SET EXERCISE:
Transcribe the entries that follow exactly as they appear, minus pictures.

>> begin

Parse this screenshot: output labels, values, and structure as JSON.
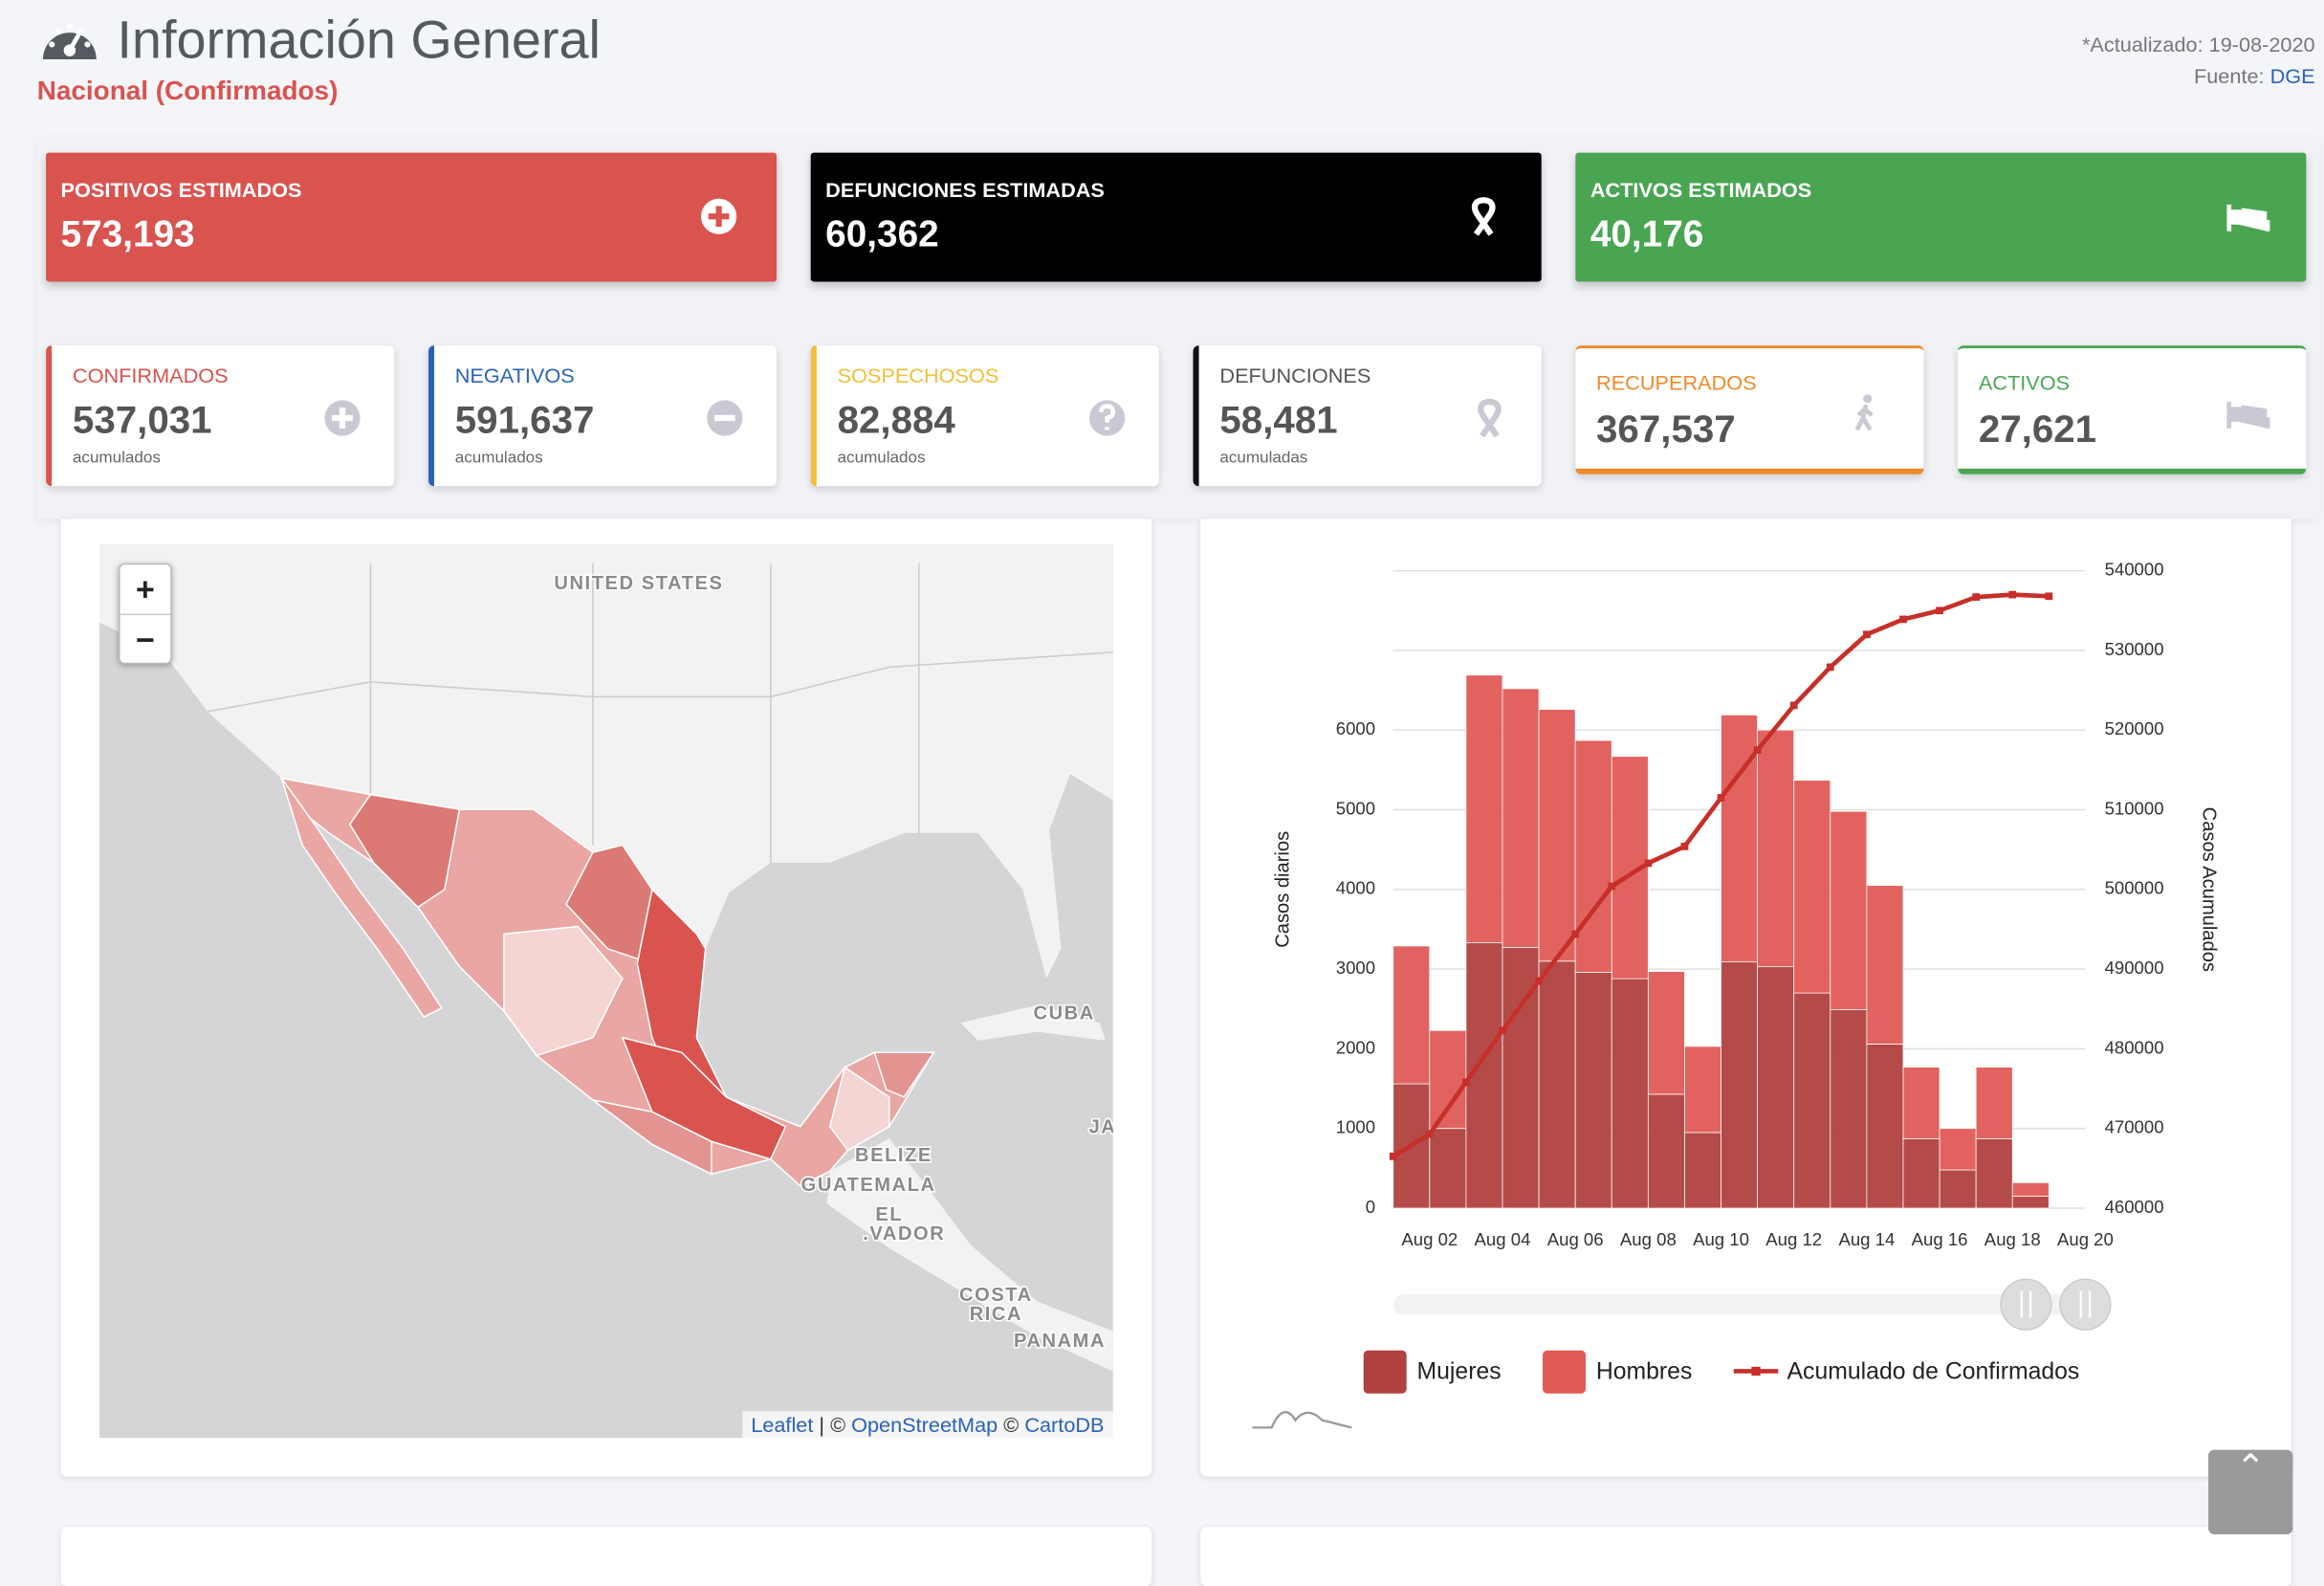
{
  "header": {
    "title": "Información General",
    "subtitle": "Nacional (Confirmados)",
    "updated": "*Actualizado: 19-08-2020",
    "source_label": "Fuente:",
    "source_link": "DGE"
  },
  "summary_cards": [
    {
      "title": "POSITIVOS ESTIMADOS",
      "value": "573,193",
      "color": "#d9534f"
    },
    {
      "title": "DEFUNCIONES ESTIMADAS",
      "value": "60,362",
      "color": "#000000"
    },
    {
      "title": "ACTIVOS ESTIMADOS",
      "value": "40,176",
      "color": "#4aa553"
    }
  ],
  "detail_cards": [
    {
      "title": "CONFIRMADOS",
      "value": "537,031",
      "note": "acumulados",
      "color": "#d9534f"
    },
    {
      "title": "NEGATIVOS",
      "value": "591,637",
      "note": "acumulados",
      "color": "#2a62b8"
    },
    {
      "title": "SOSPECHOSOS",
      "value": "82,884",
      "note": "acumulados",
      "color": "#f0c03a"
    },
    {
      "title": "DEFUNCIONES",
      "value": "58,481",
      "note": "acumuladas",
      "color": "#111111"
    },
    {
      "title": "RECUPERADOS",
      "value": "367,537",
      "color": "#ee8a2a"
    },
    {
      "title": "ACTIVOS",
      "value": "27,621",
      "color": "#4aa553"
    }
  ],
  "map": {
    "zoom_in": "+",
    "zoom_out": "−",
    "labels": [
      "UNITED STATES",
      "CUBA",
      "BELIZE",
      "GUATEMALA",
      "EL",
      ".VADOR",
      "COSTA",
      "RICA",
      "PANAMA",
      "JA"
    ],
    "attribution": [
      "Leaflet",
      "| ©",
      "OpenStreetMap",
      "©",
      "CartoDB"
    ]
  },
  "chart_data": {
    "type": "bar",
    "stacked": true,
    "categories": [
      null,
      "Aug 02",
      null,
      "Aug 04",
      null,
      "Aug 06",
      null,
      "Aug 08",
      null,
      "Aug 10",
      null,
      "Aug 12",
      null,
      "Aug 14",
      null,
      "Aug 16",
      null,
      "Aug 18",
      null,
      "Aug 20"
    ],
    "series": [
      {
        "name": "Mujeres",
        "color": "#b0413e",
        "values": [
          1560,
          1000,
          3330,
          3270,
          3100,
          2960,
          2880,
          1430,
          950,
          3090,
          3030,
          2700,
          2490,
          2060,
          870,
          480,
          870,
          150,
          null,
          null
        ]
      },
      {
        "name": "Hombres",
        "color": "#e05a56",
        "values": [
          1730,
          1230,
          3360,
          3250,
          3160,
          2910,
          2790,
          1540,
          1080,
          3100,
          2970,
          2670,
          2490,
          1990,
          900,
          520,
          900,
          170,
          null,
          null
        ]
      },
      {
        "name": "Acumulado de Confirmados",
        "color": "#c62f2a",
        "type": "line",
        "axis": "y2",
        "values": [
          466500,
          469300,
          475800,
          482300,
          488500,
          494400,
          500400,
          503300,
          505400,
          511500,
          517500,
          523100,
          527900,
          532000,
          533900,
          535000,
          536700,
          537000,
          536800,
          null
        ]
      }
    ],
    "ylabel": "Casos diarios",
    "y2label": "Casos Acumulados",
    "ylim": [
      0,
      8000
    ],
    "yticks": [
      0,
      1000,
      2000,
      3000,
      4000,
      5000,
      6000
    ],
    "y2lim": [
      460000,
      540000
    ],
    "y2ticks": [
      460000,
      470000,
      480000,
      490000,
      500000,
      510000,
      520000,
      530000,
      540000
    ],
    "grid": true,
    "legend": "bottom"
  }
}
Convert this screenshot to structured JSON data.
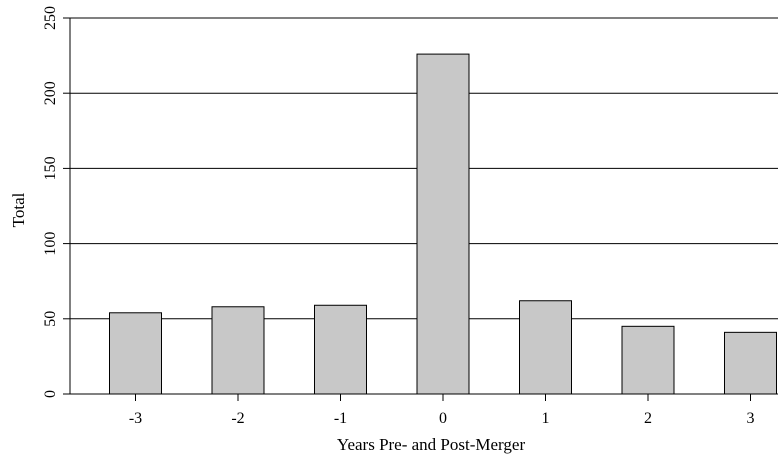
{
  "chart_data": {
    "type": "bar",
    "categories": [
      "-3",
      "-2",
      "-1",
      "0",
      "1",
      "2",
      "3"
    ],
    "values": [
      54,
      58,
      59,
      226,
      62,
      45,
      41
    ],
    "title": "",
    "xlabel": "Years Pre- and Post-Merger",
    "ylabel": "Total",
    "ylim": [
      0,
      250
    ],
    "yticks": [
      0,
      50,
      100,
      150,
      200,
      250
    ],
    "grid": true,
    "bar_color": "#c8c8c8",
    "bar_edge_color": "#000000"
  }
}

>> end

FINISHED ANSWER:
Parse this screenshot: output labels, values, and structure as JSON.
{
  "header": {
    "title": "Información General",
    "subtitle": "Nacional (Confirmados)",
    "updated": "*Actualizado: 19-08-2020",
    "source_label": "Fuente:",
    "source_link": "DGE"
  },
  "summary_cards": [
    {
      "title": "POSITIVOS ESTIMADOS",
      "value": "573,193",
      "color": "#d9534f"
    },
    {
      "title": "DEFUNCIONES ESTIMADAS",
      "value": "60,362",
      "color": "#000000"
    },
    {
      "title": "ACTIVOS ESTIMADOS",
      "value": "40,176",
      "color": "#4aa553"
    }
  ],
  "detail_cards": [
    {
      "title": "CONFIRMADOS",
      "value": "537,031",
      "note": "acumulados",
      "color": "#d9534f"
    },
    {
      "title": "NEGATIVOS",
      "value": "591,637",
      "note": "acumulados",
      "color": "#2a62b8"
    },
    {
      "title": "SOSPECHOSOS",
      "value": "82,884",
      "note": "acumulados",
      "color": "#f0c03a"
    },
    {
      "title": "DEFUNCIONES",
      "value": "58,481",
      "note": "acumuladas",
      "color": "#111111"
    },
    {
      "title": "RECUPERADOS",
      "value": "367,537",
      "color": "#ee8a2a"
    },
    {
      "title": "ACTIVOS",
      "value": "27,621",
      "color": "#4aa553"
    }
  ],
  "map": {
    "zoom_in": "+",
    "zoom_out": "−",
    "labels": [
      "UNITED STATES",
      "CUBA",
      "BELIZE",
      "GUATEMALA",
      "EL",
      ".VADOR",
      "COSTA",
      "RICA",
      "PANAMA",
      "JA"
    ],
    "attribution": [
      "Leaflet",
      "| ©",
      "OpenStreetMap",
      "©",
      "CartoDB"
    ]
  },
  "chart_data": {
    "type": "bar",
    "stacked": true,
    "categories": [
      null,
      "Aug 02",
      null,
      "Aug 04",
      null,
      "Aug 06",
      null,
      "Aug 08",
      null,
      "Aug 10",
      null,
      "Aug 12",
      null,
      "Aug 14",
      null,
      "Aug 16",
      null,
      "Aug 18",
      null,
      "Aug 20"
    ],
    "series": [
      {
        "name": "Mujeres",
        "color": "#b0413e",
        "values": [
          1560,
          1000,
          3330,
          3270,
          3100,
          2960,
          2880,
          1430,
          950,
          3090,
          3030,
          2700,
          2490,
          2060,
          870,
          480,
          870,
          150,
          null,
          null
        ]
      },
      {
        "name": "Hombres",
        "color": "#e05a56",
        "values": [
          1730,
          1230,
          3360,
          3250,
          3160,
          2910,
          2790,
          1540,
          1080,
          3100,
          2970,
          2670,
          2490,
          1990,
          900,
          520,
          900,
          170,
          null,
          null
        ]
      },
      {
        "name": "Acumulado de Confirmados",
        "color": "#c62f2a",
        "type": "line",
        "axis": "y2",
        "values": [
          466500,
          469300,
          475800,
          482300,
          488500,
          494400,
          500400,
          503300,
          505400,
          511500,
          517500,
          523100,
          527900,
          532000,
          533900,
          535000,
          536700,
          537000,
          536800,
          null
        ]
      }
    ],
    "ylabel": "Casos diarios",
    "y2label": "Casos Acumulados",
    "ylim": [
      0,
      8000
    ],
    "yticks": [
      0,
      1000,
      2000,
      3000,
      4000,
      5000,
      6000
    ],
    "y2lim": [
      460000,
      540000
    ],
    "y2ticks": [
      460000,
      470000,
      480000,
      490000,
      500000,
      510000,
      520000,
      530000,
      540000
    ],
    "grid": true,
    "legend": "bottom"
  }
}
Convert this screenshot to structured JSON data.
{
  "chart_data": {
    "type": "bar",
    "categories": [
      "-3",
      "-2",
      "-1",
      "0",
      "1",
      "2",
      "3"
    ],
    "values": [
      54,
      58,
      59,
      226,
      62,
      45,
      41
    ],
    "title": "",
    "xlabel": "Years Pre- and Post-Merger",
    "ylabel": "Total",
    "ylim": [
      0,
      250
    ],
    "yticks": [
      0,
      50,
      100,
      150,
      200,
      250
    ],
    "grid": true,
    "bar_color": "#c8c8c8",
    "bar_edge_color": "#000000"
  }
}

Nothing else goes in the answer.